__Directive__: Verbatim output of all the material below is required.

(Data listing)

---------------

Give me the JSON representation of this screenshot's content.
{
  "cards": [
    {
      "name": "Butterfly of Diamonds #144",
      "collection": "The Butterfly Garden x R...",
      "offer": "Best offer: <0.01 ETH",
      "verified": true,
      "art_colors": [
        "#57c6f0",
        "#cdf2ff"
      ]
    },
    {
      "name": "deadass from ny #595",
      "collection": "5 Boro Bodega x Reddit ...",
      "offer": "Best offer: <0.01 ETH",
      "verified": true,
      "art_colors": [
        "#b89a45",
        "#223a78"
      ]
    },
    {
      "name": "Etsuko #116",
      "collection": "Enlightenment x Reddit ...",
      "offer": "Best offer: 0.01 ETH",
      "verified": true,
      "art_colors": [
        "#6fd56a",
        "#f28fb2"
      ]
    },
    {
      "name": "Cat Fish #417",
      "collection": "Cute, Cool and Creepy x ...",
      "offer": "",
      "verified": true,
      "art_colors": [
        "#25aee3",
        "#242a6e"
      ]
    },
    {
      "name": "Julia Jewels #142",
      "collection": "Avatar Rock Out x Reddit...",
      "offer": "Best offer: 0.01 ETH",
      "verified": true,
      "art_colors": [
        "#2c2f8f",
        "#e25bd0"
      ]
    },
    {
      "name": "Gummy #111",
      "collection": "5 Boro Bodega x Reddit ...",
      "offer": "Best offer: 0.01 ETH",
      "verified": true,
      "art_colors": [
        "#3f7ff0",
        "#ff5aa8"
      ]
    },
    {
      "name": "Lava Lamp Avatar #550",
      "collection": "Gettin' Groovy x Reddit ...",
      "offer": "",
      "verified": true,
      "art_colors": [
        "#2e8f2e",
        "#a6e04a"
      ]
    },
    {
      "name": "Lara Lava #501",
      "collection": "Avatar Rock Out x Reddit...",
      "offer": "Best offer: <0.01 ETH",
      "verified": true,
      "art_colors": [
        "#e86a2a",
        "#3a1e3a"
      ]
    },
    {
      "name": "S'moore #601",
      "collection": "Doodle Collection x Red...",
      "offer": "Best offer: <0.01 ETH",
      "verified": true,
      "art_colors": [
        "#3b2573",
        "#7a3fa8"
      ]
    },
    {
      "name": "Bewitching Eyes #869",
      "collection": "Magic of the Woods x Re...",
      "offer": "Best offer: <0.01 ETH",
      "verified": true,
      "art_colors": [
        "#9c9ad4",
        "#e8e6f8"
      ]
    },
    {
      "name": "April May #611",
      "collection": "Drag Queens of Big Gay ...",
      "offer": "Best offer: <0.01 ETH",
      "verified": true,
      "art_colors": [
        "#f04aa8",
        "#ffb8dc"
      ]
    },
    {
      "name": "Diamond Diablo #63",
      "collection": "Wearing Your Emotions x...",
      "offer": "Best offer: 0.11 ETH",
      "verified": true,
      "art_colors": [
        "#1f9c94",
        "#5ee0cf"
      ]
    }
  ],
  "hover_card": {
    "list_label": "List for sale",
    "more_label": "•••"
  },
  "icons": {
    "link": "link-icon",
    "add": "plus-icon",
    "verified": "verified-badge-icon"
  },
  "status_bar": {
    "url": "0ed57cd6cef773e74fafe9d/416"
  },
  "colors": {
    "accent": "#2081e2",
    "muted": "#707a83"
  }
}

---------------

__Solution to this exercise__:
Give me the JSON representation of this screenshot's content.
{
  "cards": [
    {
      "name": "Butterfly of Diamonds #144",
      "collection": "The Butterfly Garden x R...",
      "offer": "Best offer: <0.01 ETH",
      "verified": true,
      "art_colors": [
        "#57c6f0",
        "#cdf2ff"
      ]
    },
    {
      "name": "deadass from ny #595",
      "collection": "5 Boro Bodega x Reddit ...",
      "offer": "Best offer: <0.01 ETH",
      "verified": true,
      "art_colors": [
        "#b89a45",
        "#223a78"
      ]
    },
    {
      "name": "Etsuko #116",
      "collection": "Enlightenment x Reddit ...",
      "offer": "Best offer: 0.01 ETH",
      "verified": true,
      "art_colors": [
        "#6fd56a",
        "#f28fb2"
      ]
    },
    {
      "name": "Cat Fish #417",
      "collection": "Cute, Cool and Creepy x ...",
      "offer": "",
      "verified": true,
      "art_colors": [
        "#25aee3",
        "#242a6e"
      ]
    },
    {
      "name": "Julia Jewels #142",
      "collection": "Avatar Rock Out x Reddit...",
      "offer": "Best offer: 0.01 ETH",
      "verified": true,
      "art_colors": [
        "#2c2f8f",
        "#e25bd0"
      ]
    },
    {
      "name": "Gummy #111",
      "collection": "5 Boro Bodega x Reddit ...",
      "offer": "Best offer: 0.01 ETH",
      "verified": true,
      "art_colors": [
        "#3f7ff0",
        "#ff5aa8"
      ]
    },
    {
      "name": "Lava Lamp Avatar #550",
      "collection": "Gettin' Groovy x Reddit ...",
      "offer": "",
      "verified": true,
      "art_colors": [
        "#2e8f2e",
        "#a6e04a"
      ]
    },
    {
      "name": "Lara Lava #501",
      "collection": "Avatar Rock Out x Reddit...",
      "offer": "Best offer: <0.01 ETH",
      "verified": true,
      "art_colors": [
        "#e86a2a",
        "#3a1e3a"
      ]
    },
    {
      "name": "S'moore #601",
      "collection": "Doodle Collection x Red...",
      "offer": "Best offer: <0.01 ETH",
      "verified": true,
      "art_colors": [
        "#3b2573",
        "#7a3fa8"
      ]
    },
    {
      "name": "Bewitching Eyes #869",
      "collection": "Magic of the Woods x Re...",
      "offer": "Best offer: <0.01 ETH",
      "verified": true,
      "art_colors": [
        "#9c9ad4",
        "#e8e6f8"
      ]
    },
    {
      "name": "April May #611",
      "collection": "Drag Queens of Big Gay ...",
      "offer": "Best offer: <0.01 ETH",
      "verified": true,
      "art_colors": [
        "#f04aa8",
        "#ffb8dc"
      ]
    },
    {
      "name": "Diamond Diablo #63",
      "collection": "Wearing Your Emotions x...",
      "offer": "Best offer: 0.11 ETH",
      "verified": true,
      "art_colors": [
        "#1f9c94",
        "#5ee0cf"
      ]
    }
  ],
  "hover_card": {
    "list_label": "List for sale",
    "more_label": "•••"
  },
  "icons": {
    "link": "link-icon",
    "add": "plus-icon",
    "verified": "verified-badge-icon"
  },
  "status_bar": {
    "url": "0ed57cd6cef773e74fafe9d/416"
  },
  "colors": {
    "accent": "#2081e2",
    "muted": "#707a83"
  }
}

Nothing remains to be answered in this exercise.